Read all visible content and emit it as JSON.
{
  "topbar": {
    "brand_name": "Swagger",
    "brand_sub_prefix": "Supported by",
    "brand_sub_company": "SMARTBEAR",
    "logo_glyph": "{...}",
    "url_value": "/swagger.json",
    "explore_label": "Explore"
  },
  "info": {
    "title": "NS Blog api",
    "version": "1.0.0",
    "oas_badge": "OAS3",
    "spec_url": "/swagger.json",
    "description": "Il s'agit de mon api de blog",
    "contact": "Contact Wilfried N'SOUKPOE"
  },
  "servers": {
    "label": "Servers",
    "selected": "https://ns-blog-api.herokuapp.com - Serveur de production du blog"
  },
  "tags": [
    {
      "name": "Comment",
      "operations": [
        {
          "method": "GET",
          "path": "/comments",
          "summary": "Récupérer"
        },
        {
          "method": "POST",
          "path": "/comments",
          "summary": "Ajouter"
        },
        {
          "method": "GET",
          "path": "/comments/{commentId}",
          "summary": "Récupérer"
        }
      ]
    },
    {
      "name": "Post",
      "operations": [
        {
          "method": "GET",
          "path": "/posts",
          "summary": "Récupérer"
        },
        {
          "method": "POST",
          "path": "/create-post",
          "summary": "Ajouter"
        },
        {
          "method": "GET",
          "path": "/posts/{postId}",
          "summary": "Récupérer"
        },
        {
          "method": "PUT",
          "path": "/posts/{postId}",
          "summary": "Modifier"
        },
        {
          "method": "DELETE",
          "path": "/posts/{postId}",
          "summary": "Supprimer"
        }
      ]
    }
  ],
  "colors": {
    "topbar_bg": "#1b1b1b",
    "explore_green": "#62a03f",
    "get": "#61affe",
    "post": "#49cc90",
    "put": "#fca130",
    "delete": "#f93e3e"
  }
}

========

TO DO
Extract all of the data above without altering anything.

RESPONSE BELOW
Read all visible content and emit it as JSON.
{
  "topbar": {
    "brand_name": "Swagger",
    "brand_sub_prefix": "Supported by",
    "brand_sub_company": "SMARTBEAR",
    "logo_glyph": "{...}",
    "url_value": "/swagger.json",
    "explore_label": "Explore"
  },
  "info": {
    "title": "NS Blog api",
    "version": "1.0.0",
    "oas_badge": "OAS3",
    "spec_url": "/swagger.json",
    "description": "Il s'agit de mon api de blog",
    "contact": "Contact Wilfried N'SOUKPOE"
  },
  "servers": {
    "label": "Servers",
    "selected": "https://ns-blog-api.herokuapp.com - Serveur de production du blog"
  },
  "tags": [
    {
      "name": "Comment",
      "operations": [
        {
          "method": "GET",
          "path": "/comments",
          "summary": "Récupérer"
        },
        {
          "method": "POST",
          "path": "/comments",
          "summary": "Ajouter"
        },
        {
          "method": "GET",
          "path": "/comments/{commentId}",
          "summary": "Récupérer"
        }
      ]
    },
    {
      "name": "Post",
      "operations": [
        {
          "method": "GET",
          "path": "/posts",
          "summary": "Récupérer"
        },
        {
          "method": "POST",
          "path": "/create-post",
          "summary": "Ajouter"
        },
        {
          "method": "GET",
          "path": "/posts/{postId}",
          "summary": "Récupérer"
        },
        {
          "method": "PUT",
          "path": "/posts/{postId}",
          "summary": "Modifier"
        },
        {
          "method": "DELETE",
          "path": "/posts/{postId}",
          "summary": "Supprimer"
        }
      ]
    }
  ],
  "colors": {
    "topbar_bg": "#1b1b1b",
    "explore_green": "#62a03f",
    "get": "#61affe",
    "post": "#49cc90",
    "put": "#fca130",
    "delete": "#f93e3e"
  }
}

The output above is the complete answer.